**Items from a dataset**.
========

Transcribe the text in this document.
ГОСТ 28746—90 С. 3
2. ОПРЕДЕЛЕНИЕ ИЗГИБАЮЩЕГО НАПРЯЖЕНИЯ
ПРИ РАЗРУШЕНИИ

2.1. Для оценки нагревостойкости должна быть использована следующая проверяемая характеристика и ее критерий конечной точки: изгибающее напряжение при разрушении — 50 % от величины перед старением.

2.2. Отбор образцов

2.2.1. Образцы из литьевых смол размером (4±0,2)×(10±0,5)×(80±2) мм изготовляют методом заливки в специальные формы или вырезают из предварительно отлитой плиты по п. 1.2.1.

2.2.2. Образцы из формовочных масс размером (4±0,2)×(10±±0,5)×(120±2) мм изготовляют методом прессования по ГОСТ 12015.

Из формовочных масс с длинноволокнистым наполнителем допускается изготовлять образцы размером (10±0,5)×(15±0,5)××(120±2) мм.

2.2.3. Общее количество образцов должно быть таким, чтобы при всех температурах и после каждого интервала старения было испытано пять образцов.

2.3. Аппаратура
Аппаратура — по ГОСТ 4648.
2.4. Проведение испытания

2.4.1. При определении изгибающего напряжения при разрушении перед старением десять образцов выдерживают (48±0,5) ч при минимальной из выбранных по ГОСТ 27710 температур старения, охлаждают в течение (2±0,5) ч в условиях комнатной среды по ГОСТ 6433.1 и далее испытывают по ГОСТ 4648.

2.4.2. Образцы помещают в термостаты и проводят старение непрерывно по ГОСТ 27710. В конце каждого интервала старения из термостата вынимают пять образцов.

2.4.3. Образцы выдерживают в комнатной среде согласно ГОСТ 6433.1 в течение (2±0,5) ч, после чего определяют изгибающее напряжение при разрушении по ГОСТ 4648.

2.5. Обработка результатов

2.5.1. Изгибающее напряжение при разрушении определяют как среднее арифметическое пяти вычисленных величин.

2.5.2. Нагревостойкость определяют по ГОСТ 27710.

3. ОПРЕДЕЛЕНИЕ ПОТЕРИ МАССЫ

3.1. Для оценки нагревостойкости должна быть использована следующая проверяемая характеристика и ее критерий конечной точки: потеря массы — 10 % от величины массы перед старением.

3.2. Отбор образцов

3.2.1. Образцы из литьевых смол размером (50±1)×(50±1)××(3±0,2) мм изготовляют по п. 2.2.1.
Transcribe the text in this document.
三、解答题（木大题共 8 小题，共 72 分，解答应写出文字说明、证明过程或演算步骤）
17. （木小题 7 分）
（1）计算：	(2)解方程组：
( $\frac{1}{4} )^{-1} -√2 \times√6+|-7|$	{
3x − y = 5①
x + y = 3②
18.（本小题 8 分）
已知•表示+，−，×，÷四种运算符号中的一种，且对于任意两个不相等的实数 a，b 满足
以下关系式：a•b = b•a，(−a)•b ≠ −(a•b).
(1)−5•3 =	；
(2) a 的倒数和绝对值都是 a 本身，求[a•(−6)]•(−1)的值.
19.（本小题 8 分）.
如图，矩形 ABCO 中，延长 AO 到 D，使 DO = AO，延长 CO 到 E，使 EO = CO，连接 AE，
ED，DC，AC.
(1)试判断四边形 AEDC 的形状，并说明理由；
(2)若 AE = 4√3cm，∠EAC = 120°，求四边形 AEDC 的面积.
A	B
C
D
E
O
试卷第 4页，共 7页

========

**Given exercise**.
Would you write down every record again, exactly?

**Result**.
Transcribe the text in this document.
ГОСТ 28746—90 С. 3
2. ОПРЕДЕЛЕНИЕ ИЗГИБАЮЩЕГО НАПРЯЖЕНИЯ
ПРИ РАЗРУШЕНИИ

2.1. Для оценки нагревостойкости должна быть использована следующая проверяемая характеристика и ее критерий конечной точки: изгибающее напряжение при разрушении — 50 % от величины перед старением.

2.2. Отбор образцов

2.2.1. Образцы из литьевых смол размером (4±0,2)×(10±0,5)×(80±2) мм изготовляют методом заливки в специальные формы или вырезают из предварительно отлитой плиты по п. 1.2.1.

2.2.2. Образцы из формовочных масс размером (4±0,2)×(10±±0,5)×(120±2) мм изготовляют методом прессования по ГОСТ 12015.

Из формовочных масс с длинноволокнистым наполнителем допускается изготовлять образцы размером (10±0,5)×(15±0,5)××(120±2) мм.

2.2.3. Общее количество образцов должно быть таким, чтобы при всех температурах и после каждого интервала старения было испытано пять образцов.

2.3. Аппаратура
Аппаратура — по ГОСТ 4648.
2.4. Проведение испытания

2.4.1. При определении изгибающего напряжения при разрушении перед старением десять образцов выдерживают (48±0,5) ч при минимальной из выбранных по ГОСТ 27710 температур старения, охлаждают в течение (2±0,5) ч в условиях комнатной среды по ГОСТ 6433.1 и далее испытывают по ГОСТ 4648.

2.4.2. Образцы помещают в термостаты и проводят старение непрерывно по ГОСТ 27710. В конце каждого интервала старения из термостата вынимают пять образцов.

2.4.3. Образцы выдерживают в комнатной среде согласно ГОСТ 6433.1 в течение (2±0,5) ч, после чего определяют изгибающее напряжение при разрушении по ГОСТ 4648.

2.5. Обработка результатов

2.5.1. Изгибающее напряжение при разрушении определяют как среднее арифметическое пяти вычисленных величин.

2.5.2. Нагревостойкость определяют по ГОСТ 27710.

3. ОПРЕДЕЛЕНИЕ ПОТЕРИ МАССЫ

3.1. Для оценки нагревостойкости должна быть использована следующая проверяемая характеристика и ее критерий конечной точки: потеря массы — 10 % от величины массы перед старением.

3.2. Отбор образцов

3.2.1. Образцы из литьевых смол размером (50±1)×(50±1)××(3±0,2) мм изготовляют по п. 2.2.1.
Transcribe the text in this document.
三、解答题（木大题共 8 小题，共 72 分，解答应写出文字说明、证明过程或演算步骤）
17. （木小题 7 分）
（1）计算：	(2)解方程组：
( $\frac{1}{4} )^{-1} -√2 \times√6+|-7|$	{
3x − y = 5①
x + y = 3②
18.（本小题 8 分）
已知•表示+，−，×，÷四种运算符号中的一种，且对于任意两个不相等的实数 a，b 满足
以下关系式：a•b = b•a，(−a)•b ≠ −(a•b).
(1)−5•3 =	；
(2) a 的倒数和绝对值都是 a 本身，求[a•(−6)]•(−1)的值.
19.（本小题 8 分）.
如图，矩形 ABCO 中，延长 AO 到 D，使 DO = AO，延长 CO 到 E，使 EO = CO，连接 AE，
ED，DC，AC.
(1)试判断四边形 AEDC 的形状，并说明理由；
(2)若 AE = 4√3cm，∠EAC = 120°，求四边形 AEDC 的面积.
A	B
C
D
E
O
试卷第 4页，共 7页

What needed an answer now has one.